## Task requirements
From the entries that follow, pick out all lines holding "sulfo".

## Raw records
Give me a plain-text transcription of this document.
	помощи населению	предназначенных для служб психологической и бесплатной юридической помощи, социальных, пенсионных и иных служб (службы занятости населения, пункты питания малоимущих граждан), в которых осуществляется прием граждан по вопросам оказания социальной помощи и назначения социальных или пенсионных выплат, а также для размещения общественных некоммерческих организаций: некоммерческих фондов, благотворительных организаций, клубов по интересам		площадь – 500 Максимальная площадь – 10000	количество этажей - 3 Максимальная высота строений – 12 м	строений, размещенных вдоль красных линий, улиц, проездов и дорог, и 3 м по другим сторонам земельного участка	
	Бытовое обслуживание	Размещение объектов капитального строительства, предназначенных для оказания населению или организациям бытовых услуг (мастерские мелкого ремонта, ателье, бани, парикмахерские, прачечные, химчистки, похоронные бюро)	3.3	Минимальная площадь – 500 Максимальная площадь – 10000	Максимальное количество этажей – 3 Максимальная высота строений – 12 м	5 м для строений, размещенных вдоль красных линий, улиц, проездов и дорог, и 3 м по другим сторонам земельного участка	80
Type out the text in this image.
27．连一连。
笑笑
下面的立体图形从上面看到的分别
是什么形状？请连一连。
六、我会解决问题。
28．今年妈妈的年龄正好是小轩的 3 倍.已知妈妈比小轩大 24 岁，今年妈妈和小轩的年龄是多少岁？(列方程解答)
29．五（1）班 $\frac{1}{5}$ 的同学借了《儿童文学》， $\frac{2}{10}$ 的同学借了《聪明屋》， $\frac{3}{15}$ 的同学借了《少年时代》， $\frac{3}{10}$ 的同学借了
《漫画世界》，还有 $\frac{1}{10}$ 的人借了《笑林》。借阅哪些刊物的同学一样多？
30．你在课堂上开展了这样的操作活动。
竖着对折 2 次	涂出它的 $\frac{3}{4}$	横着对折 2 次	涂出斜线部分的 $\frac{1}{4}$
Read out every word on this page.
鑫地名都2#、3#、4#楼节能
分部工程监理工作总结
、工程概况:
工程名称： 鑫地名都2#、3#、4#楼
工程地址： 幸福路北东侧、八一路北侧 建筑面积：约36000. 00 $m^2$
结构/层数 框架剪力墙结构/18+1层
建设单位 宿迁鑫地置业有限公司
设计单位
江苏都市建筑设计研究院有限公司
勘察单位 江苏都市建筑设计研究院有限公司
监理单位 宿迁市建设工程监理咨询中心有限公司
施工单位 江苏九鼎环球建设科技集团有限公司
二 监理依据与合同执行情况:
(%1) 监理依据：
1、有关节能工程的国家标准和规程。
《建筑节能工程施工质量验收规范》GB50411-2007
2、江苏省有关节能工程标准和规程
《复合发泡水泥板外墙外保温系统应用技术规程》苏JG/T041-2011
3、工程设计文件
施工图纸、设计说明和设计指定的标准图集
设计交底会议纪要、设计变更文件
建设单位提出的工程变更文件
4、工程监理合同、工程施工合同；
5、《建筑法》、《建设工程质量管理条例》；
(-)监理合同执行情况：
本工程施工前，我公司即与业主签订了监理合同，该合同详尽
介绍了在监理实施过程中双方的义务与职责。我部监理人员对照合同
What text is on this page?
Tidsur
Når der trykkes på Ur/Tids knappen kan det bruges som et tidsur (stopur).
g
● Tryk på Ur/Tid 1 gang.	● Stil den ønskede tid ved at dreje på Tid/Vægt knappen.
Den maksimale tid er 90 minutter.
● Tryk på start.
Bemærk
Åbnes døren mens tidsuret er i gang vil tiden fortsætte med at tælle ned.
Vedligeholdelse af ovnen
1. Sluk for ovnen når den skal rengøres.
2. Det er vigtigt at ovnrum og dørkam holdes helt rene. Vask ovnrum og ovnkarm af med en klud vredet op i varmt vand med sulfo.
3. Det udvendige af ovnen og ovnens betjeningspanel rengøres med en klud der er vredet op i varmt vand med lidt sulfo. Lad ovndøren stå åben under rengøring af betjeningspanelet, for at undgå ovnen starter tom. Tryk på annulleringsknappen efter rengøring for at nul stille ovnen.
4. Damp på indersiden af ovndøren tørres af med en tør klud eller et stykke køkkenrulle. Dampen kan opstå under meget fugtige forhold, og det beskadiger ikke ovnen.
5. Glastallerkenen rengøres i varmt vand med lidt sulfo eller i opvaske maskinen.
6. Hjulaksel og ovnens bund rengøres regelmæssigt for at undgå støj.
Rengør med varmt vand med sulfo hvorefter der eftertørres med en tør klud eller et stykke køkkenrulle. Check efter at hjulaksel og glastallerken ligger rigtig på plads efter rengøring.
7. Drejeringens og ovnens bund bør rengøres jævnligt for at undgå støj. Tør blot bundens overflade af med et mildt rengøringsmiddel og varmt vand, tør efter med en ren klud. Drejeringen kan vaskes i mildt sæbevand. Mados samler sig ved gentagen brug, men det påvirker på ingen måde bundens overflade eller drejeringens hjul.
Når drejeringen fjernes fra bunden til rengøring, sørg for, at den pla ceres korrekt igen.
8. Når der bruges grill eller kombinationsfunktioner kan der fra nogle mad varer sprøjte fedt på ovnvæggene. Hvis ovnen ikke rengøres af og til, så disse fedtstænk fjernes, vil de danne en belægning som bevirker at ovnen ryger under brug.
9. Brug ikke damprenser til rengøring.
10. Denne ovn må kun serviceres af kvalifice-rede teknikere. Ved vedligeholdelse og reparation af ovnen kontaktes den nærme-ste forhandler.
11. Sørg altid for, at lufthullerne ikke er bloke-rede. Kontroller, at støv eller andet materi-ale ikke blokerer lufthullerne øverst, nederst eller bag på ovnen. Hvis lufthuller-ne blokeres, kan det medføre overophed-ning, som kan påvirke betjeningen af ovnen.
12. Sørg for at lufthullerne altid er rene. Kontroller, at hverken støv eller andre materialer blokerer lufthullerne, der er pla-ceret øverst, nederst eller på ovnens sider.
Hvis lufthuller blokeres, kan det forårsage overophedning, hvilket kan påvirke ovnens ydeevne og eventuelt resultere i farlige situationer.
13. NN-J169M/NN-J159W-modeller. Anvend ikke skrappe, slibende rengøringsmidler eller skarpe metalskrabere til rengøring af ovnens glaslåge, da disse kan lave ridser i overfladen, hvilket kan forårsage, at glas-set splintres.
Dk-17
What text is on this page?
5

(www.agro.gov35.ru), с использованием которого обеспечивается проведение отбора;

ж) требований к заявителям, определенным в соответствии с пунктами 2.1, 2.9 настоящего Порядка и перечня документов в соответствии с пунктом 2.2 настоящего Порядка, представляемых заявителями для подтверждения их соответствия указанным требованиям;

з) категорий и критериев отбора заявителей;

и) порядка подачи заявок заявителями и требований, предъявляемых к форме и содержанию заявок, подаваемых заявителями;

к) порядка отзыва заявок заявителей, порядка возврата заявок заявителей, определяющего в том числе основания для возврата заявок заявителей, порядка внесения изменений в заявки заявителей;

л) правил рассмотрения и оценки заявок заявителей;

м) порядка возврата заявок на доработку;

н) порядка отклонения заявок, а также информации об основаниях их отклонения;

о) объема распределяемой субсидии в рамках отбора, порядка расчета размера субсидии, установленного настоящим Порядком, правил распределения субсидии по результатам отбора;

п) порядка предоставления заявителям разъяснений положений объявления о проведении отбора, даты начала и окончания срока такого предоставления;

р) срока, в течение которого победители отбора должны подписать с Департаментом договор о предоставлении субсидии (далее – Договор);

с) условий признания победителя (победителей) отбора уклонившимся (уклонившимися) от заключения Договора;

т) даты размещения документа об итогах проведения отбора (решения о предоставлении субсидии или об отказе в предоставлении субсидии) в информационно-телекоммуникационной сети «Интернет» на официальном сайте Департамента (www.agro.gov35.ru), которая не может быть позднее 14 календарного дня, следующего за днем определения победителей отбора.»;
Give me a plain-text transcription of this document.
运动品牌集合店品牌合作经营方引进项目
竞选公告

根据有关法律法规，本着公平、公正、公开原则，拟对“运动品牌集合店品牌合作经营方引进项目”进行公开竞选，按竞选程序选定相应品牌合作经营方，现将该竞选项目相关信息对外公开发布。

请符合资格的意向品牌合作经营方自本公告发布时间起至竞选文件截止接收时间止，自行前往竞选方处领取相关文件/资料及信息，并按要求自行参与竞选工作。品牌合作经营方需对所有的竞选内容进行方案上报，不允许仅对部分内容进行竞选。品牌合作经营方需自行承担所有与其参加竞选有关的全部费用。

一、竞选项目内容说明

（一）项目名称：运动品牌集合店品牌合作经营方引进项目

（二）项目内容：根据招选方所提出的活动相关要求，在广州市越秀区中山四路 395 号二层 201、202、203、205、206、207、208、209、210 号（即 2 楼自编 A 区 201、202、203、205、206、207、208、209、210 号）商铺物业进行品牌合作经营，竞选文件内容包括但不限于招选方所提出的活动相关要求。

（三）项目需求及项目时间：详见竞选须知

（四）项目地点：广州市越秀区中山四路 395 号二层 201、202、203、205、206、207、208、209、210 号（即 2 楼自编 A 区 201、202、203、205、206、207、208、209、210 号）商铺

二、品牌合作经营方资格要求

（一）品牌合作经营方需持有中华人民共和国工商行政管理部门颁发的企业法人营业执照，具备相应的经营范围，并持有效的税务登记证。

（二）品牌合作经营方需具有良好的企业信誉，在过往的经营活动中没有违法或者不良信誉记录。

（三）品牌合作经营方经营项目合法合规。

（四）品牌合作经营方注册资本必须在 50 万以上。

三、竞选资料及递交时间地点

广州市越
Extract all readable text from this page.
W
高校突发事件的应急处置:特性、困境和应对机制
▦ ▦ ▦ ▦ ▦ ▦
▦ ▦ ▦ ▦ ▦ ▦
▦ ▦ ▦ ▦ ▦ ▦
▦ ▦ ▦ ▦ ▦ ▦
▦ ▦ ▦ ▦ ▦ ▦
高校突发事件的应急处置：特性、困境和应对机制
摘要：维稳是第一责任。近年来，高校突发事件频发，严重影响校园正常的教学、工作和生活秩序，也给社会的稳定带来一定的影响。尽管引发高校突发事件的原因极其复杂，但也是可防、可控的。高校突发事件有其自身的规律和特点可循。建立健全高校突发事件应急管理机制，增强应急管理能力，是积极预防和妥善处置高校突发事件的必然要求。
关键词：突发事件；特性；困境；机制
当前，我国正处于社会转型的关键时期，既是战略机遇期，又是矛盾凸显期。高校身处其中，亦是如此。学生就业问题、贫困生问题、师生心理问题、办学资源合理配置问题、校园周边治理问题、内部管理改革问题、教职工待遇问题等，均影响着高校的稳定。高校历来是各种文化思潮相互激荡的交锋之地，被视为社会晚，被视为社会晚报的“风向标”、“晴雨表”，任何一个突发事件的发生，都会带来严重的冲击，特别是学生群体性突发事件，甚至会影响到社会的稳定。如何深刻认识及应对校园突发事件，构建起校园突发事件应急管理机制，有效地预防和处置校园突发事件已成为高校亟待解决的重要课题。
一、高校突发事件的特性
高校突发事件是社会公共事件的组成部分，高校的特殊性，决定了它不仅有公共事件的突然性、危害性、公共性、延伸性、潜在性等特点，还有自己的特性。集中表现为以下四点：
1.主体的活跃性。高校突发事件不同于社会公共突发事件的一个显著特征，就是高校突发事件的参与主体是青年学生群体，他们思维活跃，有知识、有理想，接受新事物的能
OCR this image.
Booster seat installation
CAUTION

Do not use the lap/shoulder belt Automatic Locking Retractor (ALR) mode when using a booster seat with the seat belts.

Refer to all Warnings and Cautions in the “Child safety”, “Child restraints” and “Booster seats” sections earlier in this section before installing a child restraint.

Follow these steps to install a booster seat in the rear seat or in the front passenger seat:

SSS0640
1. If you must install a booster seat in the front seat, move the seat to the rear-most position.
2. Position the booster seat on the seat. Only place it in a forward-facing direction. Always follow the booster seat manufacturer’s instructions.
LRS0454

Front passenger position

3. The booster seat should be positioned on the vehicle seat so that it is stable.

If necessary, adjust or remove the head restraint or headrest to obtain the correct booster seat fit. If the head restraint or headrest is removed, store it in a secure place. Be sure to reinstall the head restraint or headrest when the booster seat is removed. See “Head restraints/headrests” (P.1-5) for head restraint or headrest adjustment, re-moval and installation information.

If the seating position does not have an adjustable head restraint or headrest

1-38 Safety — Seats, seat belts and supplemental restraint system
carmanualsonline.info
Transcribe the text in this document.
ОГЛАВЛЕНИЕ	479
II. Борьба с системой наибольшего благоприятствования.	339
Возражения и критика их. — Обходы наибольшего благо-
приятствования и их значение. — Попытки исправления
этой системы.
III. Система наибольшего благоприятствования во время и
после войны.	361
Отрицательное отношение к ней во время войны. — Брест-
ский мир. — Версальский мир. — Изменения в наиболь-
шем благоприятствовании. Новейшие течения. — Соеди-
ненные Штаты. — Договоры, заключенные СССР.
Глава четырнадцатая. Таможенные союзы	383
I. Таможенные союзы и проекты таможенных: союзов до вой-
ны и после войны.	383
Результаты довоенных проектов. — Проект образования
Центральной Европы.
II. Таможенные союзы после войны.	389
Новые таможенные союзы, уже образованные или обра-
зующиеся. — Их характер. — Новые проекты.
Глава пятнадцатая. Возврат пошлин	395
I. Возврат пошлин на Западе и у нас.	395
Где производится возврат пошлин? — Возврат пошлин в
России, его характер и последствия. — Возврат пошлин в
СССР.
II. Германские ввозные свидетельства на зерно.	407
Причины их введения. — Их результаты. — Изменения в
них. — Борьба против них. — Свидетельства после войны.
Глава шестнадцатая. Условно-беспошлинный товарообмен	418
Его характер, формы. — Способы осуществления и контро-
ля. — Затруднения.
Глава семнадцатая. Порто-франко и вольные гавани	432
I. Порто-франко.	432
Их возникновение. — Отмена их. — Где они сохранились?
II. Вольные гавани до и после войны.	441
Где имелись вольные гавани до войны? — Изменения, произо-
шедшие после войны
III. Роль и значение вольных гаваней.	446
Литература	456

## Complete output
2. Det er vigtigt at ovnrum og dørkam holdes helt rene. Vask ovnrum og ovnkarm af med en klud vredet op i varmt vand med sulfo.
3. Det udvendige af ovnen og ovnens betjeningspanel rengøres med en klud der er vredet op i varmt vand med lidt sulfo. Lad ovndøren stå åben under rengøring af betjeningspanelet, for at undgå ovnen starter tom. Tryk på annulleringsknappen efter rengøring for at nul stille ovnen.
5. Glastallerkenen rengøres i varmt vand med lidt sulfo eller i opvaske maskinen.
Rengør med varmt vand med sulfo hvorefter der eftertørres med en tør klud eller et stykke køkkenrulle. Check efter at hjulaksel og glastallerken ligger rigtig på plads efter rengøring.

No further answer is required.